Directive 1:
Transcribe the part of the forum thread on how a Perl 5 program works that opens with the words containing "phaylon · on" and closes with "source program text.".

Excerpt:

How a Perl 5 Program Works

gdp · on Aug 18, 2009

From the "questions" section at the bottom of the article:

> Wait, so Perl 5 doesn't interpret every statement as it parses it?

I'm sorry, was anyone seriously suggesting this? Don't most production-grade interpreters still parse the program before executing it?

The article seems to be premised on a very strange definition of compilation. It's suggesting that building a parse tree and then executing it is compilation. Maybe I missed something, but compilation as an activity generally has a translation flavour about it. This really doesn't. There is no "target" language. There is a data structure that stores a representation of the source code, and then some program transformations (within the same source language semantics). It then executes the original program using the representation stored in this data structure. Sure, it's not like it's executing as it is parsing, but there is no "code generation" here. If you dumped out the data structure storing what is essentially a parse tree, you would basically get the original source program (+/- some syntax).

We're still in the same source language. No "compilation" has happened. Am I missing something? Is there a reason the author is claiming that there are distinct "compile" and "execute" phases when he appears to be describing a fairly run-of-the-mill interpreter implementation?

phaylon · on Aug 18, 2009

How is the transformation into bytecode before execution not a translation? Yes, the bytecode format is perl-specific, but you can't easily get at the real original source code again.

gdp · on Aug 18, 2009

It's not bytecode! There is no bytecode involved at all. It's just a representation of the source program text.

For example (in some pseudo-code):

a = x + 10

Perl 5 builds a tree from this (e.g. Assign(a, Add(x, 10))) and then executes it. Even the traversal of the tree proceeds according to the results of executing the program up to that point.

If we were to take the tree I generated above, we could get the exact same program out of it. I agree that this would be difficult with Perl - not because the parse tree is substantially different from the program text, but rather because it is ambiguous.

We could also target some arbitrary language. This is not the case in Perl, because it can't. The tree has absolutely no meaning other than that given to it through execution. It's not even an abstract syntax tree - it's just a parse tree! The semantics of the tree are exactly the same as the Perl code from which the tree was derived. And I don't mean "semantically equivalent", I mean, "identical by definition", because the source only has meaning because the tree is executed.

In a compiler setting, we can take an arbitrary (valid) program and give its meaning in terms of the target language. An abstract syntax tree has its own semantics, into which the original program text (or parse tree) is translated. The AST is given a semantics by a code generator, which translates constructs in the AST into constructs in the target language (which has yet another set of semantics).

Material provided:
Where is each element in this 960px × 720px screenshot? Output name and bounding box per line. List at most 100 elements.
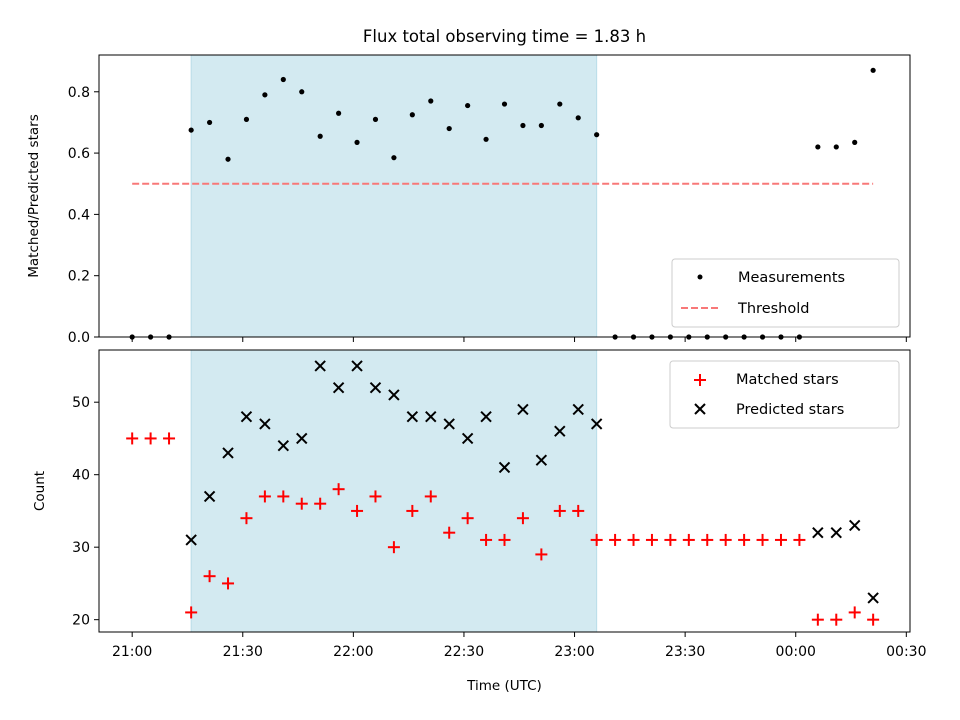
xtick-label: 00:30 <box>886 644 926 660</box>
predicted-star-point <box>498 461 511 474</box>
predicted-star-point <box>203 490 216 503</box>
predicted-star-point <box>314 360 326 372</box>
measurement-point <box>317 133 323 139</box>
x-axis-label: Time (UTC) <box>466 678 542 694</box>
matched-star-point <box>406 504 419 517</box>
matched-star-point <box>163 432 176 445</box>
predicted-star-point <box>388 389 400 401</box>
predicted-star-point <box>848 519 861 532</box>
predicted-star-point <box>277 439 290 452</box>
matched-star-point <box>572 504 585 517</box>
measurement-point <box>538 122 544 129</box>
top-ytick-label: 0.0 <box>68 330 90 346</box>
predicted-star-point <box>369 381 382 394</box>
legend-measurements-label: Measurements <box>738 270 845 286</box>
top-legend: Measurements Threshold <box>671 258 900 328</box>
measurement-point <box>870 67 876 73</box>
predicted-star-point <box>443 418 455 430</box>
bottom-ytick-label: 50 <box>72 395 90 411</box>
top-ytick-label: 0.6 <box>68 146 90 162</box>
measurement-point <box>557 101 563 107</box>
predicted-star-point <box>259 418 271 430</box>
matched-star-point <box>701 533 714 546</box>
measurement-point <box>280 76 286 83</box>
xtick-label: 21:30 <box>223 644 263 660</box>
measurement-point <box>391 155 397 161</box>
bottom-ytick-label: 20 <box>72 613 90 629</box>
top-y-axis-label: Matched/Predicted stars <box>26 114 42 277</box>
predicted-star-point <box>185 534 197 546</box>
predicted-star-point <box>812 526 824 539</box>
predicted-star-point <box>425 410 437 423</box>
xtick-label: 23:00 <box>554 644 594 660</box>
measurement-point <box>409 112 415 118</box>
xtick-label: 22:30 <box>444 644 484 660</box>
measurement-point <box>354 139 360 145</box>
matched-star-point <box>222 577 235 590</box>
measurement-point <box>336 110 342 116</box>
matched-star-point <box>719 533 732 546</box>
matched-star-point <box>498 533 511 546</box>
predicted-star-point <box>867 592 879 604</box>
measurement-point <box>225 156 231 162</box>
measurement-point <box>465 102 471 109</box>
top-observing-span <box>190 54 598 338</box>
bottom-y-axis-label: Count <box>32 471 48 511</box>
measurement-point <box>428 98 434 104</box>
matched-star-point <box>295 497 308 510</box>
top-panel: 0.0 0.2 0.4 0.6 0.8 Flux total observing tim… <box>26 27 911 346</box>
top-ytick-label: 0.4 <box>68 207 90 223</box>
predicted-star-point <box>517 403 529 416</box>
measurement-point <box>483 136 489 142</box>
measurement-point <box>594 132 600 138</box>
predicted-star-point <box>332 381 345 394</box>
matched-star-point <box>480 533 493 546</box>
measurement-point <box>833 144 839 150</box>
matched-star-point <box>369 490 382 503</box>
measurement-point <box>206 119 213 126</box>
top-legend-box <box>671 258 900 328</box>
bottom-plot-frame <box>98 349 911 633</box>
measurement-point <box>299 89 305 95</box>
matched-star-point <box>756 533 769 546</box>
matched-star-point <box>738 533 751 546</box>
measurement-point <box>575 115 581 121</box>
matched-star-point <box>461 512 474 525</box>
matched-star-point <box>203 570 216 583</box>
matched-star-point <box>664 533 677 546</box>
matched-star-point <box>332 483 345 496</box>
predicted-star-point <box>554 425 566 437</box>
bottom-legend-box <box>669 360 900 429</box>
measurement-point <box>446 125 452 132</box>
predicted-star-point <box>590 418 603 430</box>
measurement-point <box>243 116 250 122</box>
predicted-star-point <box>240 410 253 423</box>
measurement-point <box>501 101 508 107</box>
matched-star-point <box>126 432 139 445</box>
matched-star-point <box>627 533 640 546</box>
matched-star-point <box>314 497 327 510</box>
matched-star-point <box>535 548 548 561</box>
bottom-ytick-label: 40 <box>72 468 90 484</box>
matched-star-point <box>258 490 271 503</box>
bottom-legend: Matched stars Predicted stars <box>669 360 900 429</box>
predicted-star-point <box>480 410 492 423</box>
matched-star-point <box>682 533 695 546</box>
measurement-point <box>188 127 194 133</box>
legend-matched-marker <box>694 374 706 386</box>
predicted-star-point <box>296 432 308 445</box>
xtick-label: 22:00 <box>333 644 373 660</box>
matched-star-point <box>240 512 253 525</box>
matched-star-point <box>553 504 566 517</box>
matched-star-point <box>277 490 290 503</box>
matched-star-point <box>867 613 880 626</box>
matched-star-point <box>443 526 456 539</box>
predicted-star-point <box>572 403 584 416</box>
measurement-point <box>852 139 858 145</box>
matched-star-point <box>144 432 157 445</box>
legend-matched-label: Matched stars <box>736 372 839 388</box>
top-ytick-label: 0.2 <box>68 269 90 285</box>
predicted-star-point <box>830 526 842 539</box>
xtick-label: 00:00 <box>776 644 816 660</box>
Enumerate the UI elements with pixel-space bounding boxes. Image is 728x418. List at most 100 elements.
==
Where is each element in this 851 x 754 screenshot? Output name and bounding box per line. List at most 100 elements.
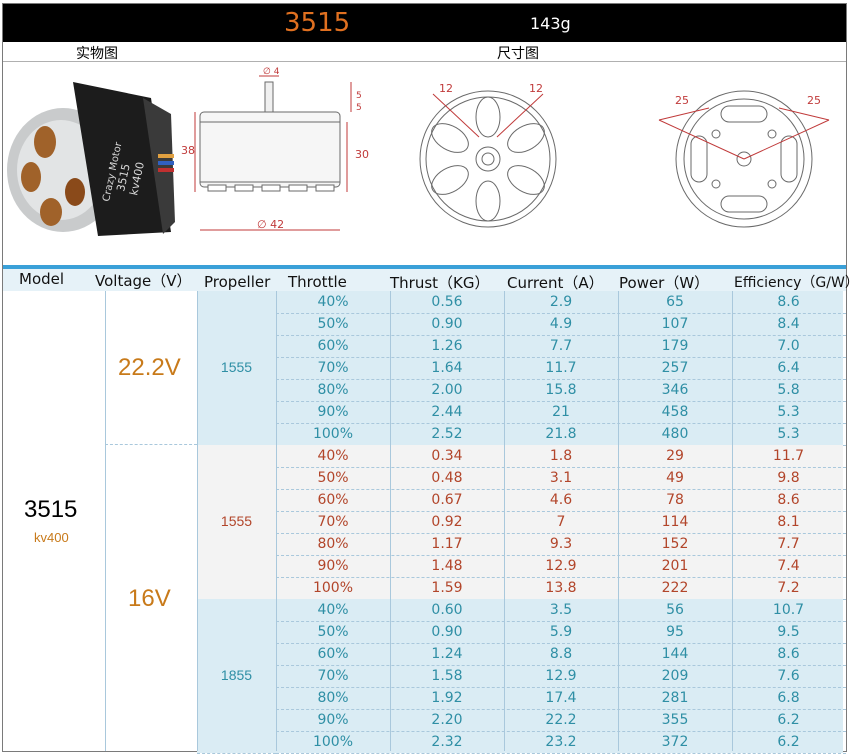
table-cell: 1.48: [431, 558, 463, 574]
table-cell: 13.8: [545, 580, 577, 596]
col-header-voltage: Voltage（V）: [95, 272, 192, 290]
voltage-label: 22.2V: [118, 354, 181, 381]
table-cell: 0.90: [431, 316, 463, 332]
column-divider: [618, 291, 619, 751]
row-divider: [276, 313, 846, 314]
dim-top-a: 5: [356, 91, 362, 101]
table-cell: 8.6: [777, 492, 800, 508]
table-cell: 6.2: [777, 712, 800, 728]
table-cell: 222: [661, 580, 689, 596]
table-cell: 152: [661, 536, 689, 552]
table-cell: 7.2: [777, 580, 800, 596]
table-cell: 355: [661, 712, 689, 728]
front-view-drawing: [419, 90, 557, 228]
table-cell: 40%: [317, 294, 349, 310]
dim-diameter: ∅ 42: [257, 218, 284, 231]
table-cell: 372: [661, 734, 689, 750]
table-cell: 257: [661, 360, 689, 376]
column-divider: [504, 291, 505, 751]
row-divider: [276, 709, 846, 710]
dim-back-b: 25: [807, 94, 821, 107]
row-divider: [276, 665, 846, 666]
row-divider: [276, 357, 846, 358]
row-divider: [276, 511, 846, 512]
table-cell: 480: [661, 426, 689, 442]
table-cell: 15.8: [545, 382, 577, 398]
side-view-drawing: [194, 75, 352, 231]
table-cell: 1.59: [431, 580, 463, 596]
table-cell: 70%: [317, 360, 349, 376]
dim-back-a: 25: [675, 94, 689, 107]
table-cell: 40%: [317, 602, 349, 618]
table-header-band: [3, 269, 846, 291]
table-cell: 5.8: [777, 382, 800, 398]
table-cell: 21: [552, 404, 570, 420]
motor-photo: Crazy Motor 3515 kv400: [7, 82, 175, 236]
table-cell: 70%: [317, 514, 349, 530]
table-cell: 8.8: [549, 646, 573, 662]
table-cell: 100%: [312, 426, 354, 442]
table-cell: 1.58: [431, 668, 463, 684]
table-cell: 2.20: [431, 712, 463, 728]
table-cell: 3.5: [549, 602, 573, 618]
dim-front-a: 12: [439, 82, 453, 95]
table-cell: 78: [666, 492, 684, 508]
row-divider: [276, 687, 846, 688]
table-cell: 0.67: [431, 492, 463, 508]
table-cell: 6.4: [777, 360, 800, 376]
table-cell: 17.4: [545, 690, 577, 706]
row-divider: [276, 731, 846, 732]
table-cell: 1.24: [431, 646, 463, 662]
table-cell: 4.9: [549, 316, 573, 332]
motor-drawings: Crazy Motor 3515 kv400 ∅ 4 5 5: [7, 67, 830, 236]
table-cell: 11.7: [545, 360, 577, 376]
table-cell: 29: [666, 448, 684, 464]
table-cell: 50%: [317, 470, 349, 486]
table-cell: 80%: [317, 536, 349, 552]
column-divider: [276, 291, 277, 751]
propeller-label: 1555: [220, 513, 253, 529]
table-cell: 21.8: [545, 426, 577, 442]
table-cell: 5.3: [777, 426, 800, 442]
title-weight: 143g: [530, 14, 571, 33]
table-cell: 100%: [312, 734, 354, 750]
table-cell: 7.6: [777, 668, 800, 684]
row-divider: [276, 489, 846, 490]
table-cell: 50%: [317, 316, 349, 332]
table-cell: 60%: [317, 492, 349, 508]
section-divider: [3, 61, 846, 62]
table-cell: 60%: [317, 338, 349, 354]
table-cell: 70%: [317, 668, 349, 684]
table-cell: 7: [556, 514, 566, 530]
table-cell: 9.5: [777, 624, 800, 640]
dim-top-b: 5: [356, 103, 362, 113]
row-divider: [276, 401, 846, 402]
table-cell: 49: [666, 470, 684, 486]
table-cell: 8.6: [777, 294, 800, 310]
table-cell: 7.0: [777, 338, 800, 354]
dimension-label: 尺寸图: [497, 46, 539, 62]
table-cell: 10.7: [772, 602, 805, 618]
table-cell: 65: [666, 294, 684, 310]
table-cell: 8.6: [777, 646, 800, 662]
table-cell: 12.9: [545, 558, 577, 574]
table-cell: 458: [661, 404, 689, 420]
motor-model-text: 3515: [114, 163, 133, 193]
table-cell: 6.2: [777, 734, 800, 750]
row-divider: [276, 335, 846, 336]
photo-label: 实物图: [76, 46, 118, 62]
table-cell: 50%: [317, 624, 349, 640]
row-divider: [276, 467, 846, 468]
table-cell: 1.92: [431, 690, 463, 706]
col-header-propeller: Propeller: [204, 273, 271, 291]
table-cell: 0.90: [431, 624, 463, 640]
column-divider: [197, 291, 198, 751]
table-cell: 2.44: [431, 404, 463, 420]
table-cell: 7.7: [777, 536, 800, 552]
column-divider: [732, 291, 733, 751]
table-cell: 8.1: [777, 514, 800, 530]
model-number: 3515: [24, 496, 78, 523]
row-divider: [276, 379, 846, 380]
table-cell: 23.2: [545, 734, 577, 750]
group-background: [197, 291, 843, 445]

Directive 2:
In the entries, swap "table-cell" for "grid-cell" in the part that opens with the line containing "table-cell: 1.48: [431, 558, 463, 574]" and closes with the line containing "dim-top-a: 5: [356, 91, 362, 101]", leaving everything else unchanged. Return only those lines.

Expected output 1:
phaylon · on Aug 18, 2009

How is the transformation into bytecode before execution not a translation? Yes, the bytecode format is perl-specific, but you can't easily get at the real original source code again.

gdp · on Aug 18, 2009

It's not bytecode! There is no bytecode involved at all. It's just a representation of the source program text.

Expected output 2:
grid-cell: 1.48: [431, 558, 463, 574]
grid-cell: 13.8: [545, 580, 577, 596]
col-header-voltage: Voltage（V）: [95, 272, 192, 290]
voltage-label: 22.2V: [118, 354, 181, 381]
grid-cell: 0.90: [431, 316, 463, 332]
column-divider: [618, 291, 619, 751]
row-divider: [276, 313, 846, 314]
dim-top-a: 5: [356, 91, 362, 101]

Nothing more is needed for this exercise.